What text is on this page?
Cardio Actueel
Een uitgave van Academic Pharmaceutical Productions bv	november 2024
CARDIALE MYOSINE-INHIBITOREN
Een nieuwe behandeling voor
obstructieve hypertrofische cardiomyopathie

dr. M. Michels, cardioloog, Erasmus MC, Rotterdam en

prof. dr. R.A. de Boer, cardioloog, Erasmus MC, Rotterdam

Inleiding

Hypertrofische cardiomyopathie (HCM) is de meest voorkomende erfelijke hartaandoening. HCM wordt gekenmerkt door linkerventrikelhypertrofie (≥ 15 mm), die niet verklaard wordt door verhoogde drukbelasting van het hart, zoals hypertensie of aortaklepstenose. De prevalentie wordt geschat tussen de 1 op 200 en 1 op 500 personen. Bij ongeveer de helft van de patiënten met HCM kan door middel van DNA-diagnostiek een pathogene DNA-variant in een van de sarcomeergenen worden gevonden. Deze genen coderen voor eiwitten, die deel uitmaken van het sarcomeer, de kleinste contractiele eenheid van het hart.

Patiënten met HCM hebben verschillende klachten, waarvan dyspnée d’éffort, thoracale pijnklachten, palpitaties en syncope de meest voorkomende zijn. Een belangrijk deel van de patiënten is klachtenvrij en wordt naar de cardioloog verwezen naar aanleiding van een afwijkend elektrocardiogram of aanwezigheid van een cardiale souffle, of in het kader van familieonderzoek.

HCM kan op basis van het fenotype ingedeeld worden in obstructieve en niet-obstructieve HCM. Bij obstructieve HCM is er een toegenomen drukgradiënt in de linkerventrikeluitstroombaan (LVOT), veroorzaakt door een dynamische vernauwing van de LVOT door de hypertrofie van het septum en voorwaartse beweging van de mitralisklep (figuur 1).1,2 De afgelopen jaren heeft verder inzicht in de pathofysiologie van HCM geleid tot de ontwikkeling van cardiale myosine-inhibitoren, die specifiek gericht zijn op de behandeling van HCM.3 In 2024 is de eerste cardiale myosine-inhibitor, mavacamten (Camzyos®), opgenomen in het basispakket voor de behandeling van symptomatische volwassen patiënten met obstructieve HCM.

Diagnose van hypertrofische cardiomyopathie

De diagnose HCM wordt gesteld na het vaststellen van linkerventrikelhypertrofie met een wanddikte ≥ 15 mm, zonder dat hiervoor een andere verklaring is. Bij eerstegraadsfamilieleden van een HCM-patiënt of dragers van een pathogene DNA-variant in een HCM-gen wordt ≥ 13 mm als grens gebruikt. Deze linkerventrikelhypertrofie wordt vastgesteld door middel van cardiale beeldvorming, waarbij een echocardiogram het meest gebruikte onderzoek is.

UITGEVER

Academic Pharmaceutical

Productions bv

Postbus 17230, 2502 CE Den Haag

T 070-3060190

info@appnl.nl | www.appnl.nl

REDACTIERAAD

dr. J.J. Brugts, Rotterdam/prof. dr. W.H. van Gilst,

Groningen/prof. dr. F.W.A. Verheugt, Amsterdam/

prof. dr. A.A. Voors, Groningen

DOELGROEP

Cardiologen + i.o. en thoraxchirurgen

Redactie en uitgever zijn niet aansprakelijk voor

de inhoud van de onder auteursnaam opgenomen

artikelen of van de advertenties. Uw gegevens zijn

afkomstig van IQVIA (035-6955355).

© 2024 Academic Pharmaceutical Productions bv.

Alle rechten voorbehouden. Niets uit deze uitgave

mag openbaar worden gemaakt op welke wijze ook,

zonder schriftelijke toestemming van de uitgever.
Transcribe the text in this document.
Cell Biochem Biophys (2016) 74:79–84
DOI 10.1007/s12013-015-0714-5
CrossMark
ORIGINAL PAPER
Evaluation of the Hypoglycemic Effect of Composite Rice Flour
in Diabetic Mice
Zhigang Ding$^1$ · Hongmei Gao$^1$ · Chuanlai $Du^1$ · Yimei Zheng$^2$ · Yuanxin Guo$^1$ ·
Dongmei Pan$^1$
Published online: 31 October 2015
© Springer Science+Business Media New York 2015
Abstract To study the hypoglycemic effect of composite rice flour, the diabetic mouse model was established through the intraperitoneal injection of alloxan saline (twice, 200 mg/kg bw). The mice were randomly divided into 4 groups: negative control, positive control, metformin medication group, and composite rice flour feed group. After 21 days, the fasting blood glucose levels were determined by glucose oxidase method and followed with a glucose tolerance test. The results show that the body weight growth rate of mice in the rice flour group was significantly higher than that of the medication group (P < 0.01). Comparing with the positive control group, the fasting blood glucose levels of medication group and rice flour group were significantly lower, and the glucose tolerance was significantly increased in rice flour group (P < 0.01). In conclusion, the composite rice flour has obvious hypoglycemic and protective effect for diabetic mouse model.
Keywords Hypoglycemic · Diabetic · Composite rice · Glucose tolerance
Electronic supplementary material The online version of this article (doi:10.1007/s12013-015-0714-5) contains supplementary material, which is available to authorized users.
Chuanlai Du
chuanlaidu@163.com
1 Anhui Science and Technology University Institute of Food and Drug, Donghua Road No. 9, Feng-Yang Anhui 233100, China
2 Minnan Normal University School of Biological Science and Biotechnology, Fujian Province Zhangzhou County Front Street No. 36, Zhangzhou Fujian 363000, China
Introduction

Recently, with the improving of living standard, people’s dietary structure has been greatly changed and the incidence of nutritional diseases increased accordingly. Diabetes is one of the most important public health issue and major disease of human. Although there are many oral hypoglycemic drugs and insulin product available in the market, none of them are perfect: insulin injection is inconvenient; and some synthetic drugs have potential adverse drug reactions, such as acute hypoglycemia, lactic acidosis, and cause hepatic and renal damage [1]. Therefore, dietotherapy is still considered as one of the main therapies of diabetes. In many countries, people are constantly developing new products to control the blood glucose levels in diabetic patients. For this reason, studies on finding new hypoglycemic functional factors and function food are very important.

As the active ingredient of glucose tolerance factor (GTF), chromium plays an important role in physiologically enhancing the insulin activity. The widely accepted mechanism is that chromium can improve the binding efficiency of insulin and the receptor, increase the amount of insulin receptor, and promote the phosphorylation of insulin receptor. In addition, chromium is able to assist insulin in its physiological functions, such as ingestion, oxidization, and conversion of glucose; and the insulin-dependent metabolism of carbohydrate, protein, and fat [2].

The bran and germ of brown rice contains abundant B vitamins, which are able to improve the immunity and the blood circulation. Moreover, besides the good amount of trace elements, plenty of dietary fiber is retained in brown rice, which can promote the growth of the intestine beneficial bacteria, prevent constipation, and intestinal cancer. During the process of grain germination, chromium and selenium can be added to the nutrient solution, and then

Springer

* EXERCISE PROMPT
Nothing should be missing: every line above must be reproduced exactly.

* TASK RESULT
What text is on this page?
Cardio Actueel
Een uitgave van Academic Pharmaceutical Productions bv	november 2024
CARDIALE MYOSINE-INHIBITOREN
Een nieuwe behandeling voor
obstructieve hypertrofische cardiomyopathie

dr. M. Michels, cardioloog, Erasmus MC, Rotterdam en

prof. dr. R.A. de Boer, cardioloog, Erasmus MC, Rotterdam

Inleiding

Hypertrofische cardiomyopathie (HCM) is de meest voorkomende erfelijke hartaandoening. HCM wordt gekenmerkt door linkerventrikelhypertrofie (≥ 15 mm), die niet verklaard wordt door verhoogde drukbelasting van het hart, zoals hypertensie of aortaklepstenose. De prevalentie wordt geschat tussen de 1 op 200 en 1 op 500 personen. Bij ongeveer de helft van de patiënten met HCM kan door middel van DNA-diagnostiek een pathogene DNA-variant in een van de sarcomeergenen worden gevonden. Deze genen coderen voor eiwitten, die deel uitmaken van het sarcomeer, de kleinste contractiele eenheid van het hart.

Patiënten met HCM hebben verschillende klachten, waarvan dyspnée d’éffort, thoracale pijnklachten, palpitaties en syncope de meest voorkomende zijn. Een belangrijk deel van de patiënten is klachtenvrij en wordt naar de cardioloog verwezen naar aanleiding van een afwijkend elektrocardiogram of aanwezigheid van een cardiale souffle, of in het kader van familieonderzoek.

HCM kan op basis van het fenotype ingedeeld worden in obstructieve en niet-obstructieve HCM. Bij obstructieve HCM is er een toegenomen drukgradiënt in de linkerventrikeluitstroombaan (LVOT), veroorzaakt door een dynamische vernauwing van de LVOT door de hypertrofie van het septum en voorwaartse beweging van de mitralisklep (figuur 1).1,2 De afgelopen jaren heeft verder inzicht in de pathofysiologie van HCM geleid tot de ontwikkeling van cardiale myosine-inhibitoren, die specifiek gericht zijn op de behandeling van HCM.3 In 2024 is de eerste cardiale myosine-inhibitor, mavacamten (Camzyos®), opgenomen in het basispakket voor de behandeling van symptomatische volwassen patiënten met obstructieve HCM.

Diagnose van hypertrofische cardiomyopathie

De diagnose HCM wordt gesteld na het vaststellen van linkerventrikelhypertrofie met een wanddikte ≥ 15 mm, zonder dat hiervoor een andere verklaring is. Bij eerstegraadsfamilieleden van een HCM-patiënt of dragers van een pathogene DNA-variant in een HCM-gen wordt ≥ 13 mm als grens gebruikt. Deze linkerventrikelhypertrofie wordt vastgesteld door middel van cardiale beeldvorming, waarbij een echocardiogram het meest gebruikte onderzoek is.

UITGEVER

Academic Pharmaceutical

Productions bv

Postbus 17230, 2502 CE Den Haag

T 070-3060190

info@appnl.nl | www.appnl.nl

REDACTIERAAD

dr. J.J. Brugts, Rotterdam/prof. dr. W.H. van Gilst,

Groningen/prof. dr. F.W.A. Verheugt, Amsterdam/

prof. dr. A.A. Voors, Groningen

DOELGROEP

Cardiologen + i.o. en thoraxchirurgen

Redactie en uitgever zijn niet aansprakelijk voor

de inhoud van de onder auteursnaam opgenomen

artikelen of van de advertenties. Uw gegevens zijn

afkomstig van IQVIA (035-6955355).

© 2024 Academic Pharmaceutical Productions bv.

Alle rechten voorbehouden. Niets uit deze uitgave

mag openbaar worden gemaakt op welke wijze ook,

zonder schriftelijke toestemming van de uitgever.
Transcribe the text in this document.
Cell Biochem Biophys (2016) 74:79–84
DOI 10.1007/s12013-015-0714-5
CrossMark
ORIGINAL PAPER
Evaluation of the Hypoglycemic Effect of Composite Rice Flour
in Diabetic Mice
Zhigang Ding$^1$ · Hongmei Gao$^1$ · Chuanlai $Du^1$ · Yimei Zheng$^2$ · Yuanxin Guo$^1$ ·
Dongmei Pan$^1$
Published online: 31 October 2015
© Springer Science+Business Media New York 2015
Abstract To study the hypoglycemic effect of composite rice flour, the diabetic mouse model was established through the intraperitoneal injection of alloxan saline (twice, 200 mg/kg bw). The mice were randomly divided into 4 groups: negative control, positive control, metformin medication group, and composite rice flour feed group. After 21 days, the fasting blood glucose levels were determined by glucose oxidase method and followed with a glucose tolerance test. The results show that the body weight growth rate of mice in the rice flour group was significantly higher than that of the medication group (P < 0.01). Comparing with the positive control group, the fasting blood glucose levels of medication group and rice flour group were significantly lower, and the glucose tolerance was significantly increased in rice flour group (P < 0.01). In conclusion, the composite rice flour has obvious hypoglycemic and protective effect for diabetic mouse model.
Keywords Hypoglycemic · Diabetic · Composite rice · Glucose tolerance
Electronic supplementary material The online version of this article (doi:10.1007/s12013-015-0714-5) contains supplementary material, which is available to authorized users.
Chuanlai Du
chuanlaidu@163.com
1 Anhui Science and Technology University Institute of Food and Drug, Donghua Road No. 9, Feng-Yang Anhui 233100, China
2 Minnan Normal University School of Biological Science and Biotechnology, Fujian Province Zhangzhou County Front Street No. 36, Zhangzhou Fujian 363000, China
Introduction

Recently, with the improving of living standard, people’s dietary structure has been greatly changed and the incidence of nutritional diseases increased accordingly. Diabetes is one of the most important public health issue and major disease of human. Although there are many oral hypoglycemic drugs and insulin product available in the market, none of them are perfect: insulin injection is inconvenient; and some synthetic drugs have potential adverse drug reactions, such as acute hypoglycemia, lactic acidosis, and cause hepatic and renal damage [1]. Therefore, dietotherapy is still considered as one of the main therapies of diabetes. In many countries, people are constantly developing new products to control the blood glucose levels in diabetic patients. For this reason, studies on finding new hypoglycemic functional factors and function food are very important.

As the active ingredient of glucose tolerance factor (GTF), chromium plays an important role in physiologically enhancing the insulin activity. The widely accepted mechanism is that chromium can improve the binding efficiency of insulin and the receptor, increase the amount of insulin receptor, and promote the phosphorylation of insulin receptor. In addition, chromium is able to assist insulin in its physiological functions, such as ingestion, oxidization, and conversion of glucose; and the insulin-dependent metabolism of carbohydrate, protein, and fat [2].

The bran and germ of brown rice contains abundant B vitamins, which are able to improve the immunity and the blood circulation. Moreover, besides the good amount of trace elements, plenty of dietary fiber is retained in brown rice, which can promote the growth of the intestine beneficial bacteria, prevent constipation, and intestinal cancer. During the process of grain germination, chromium and selenium can be added to the nutrient solution, and then

Springer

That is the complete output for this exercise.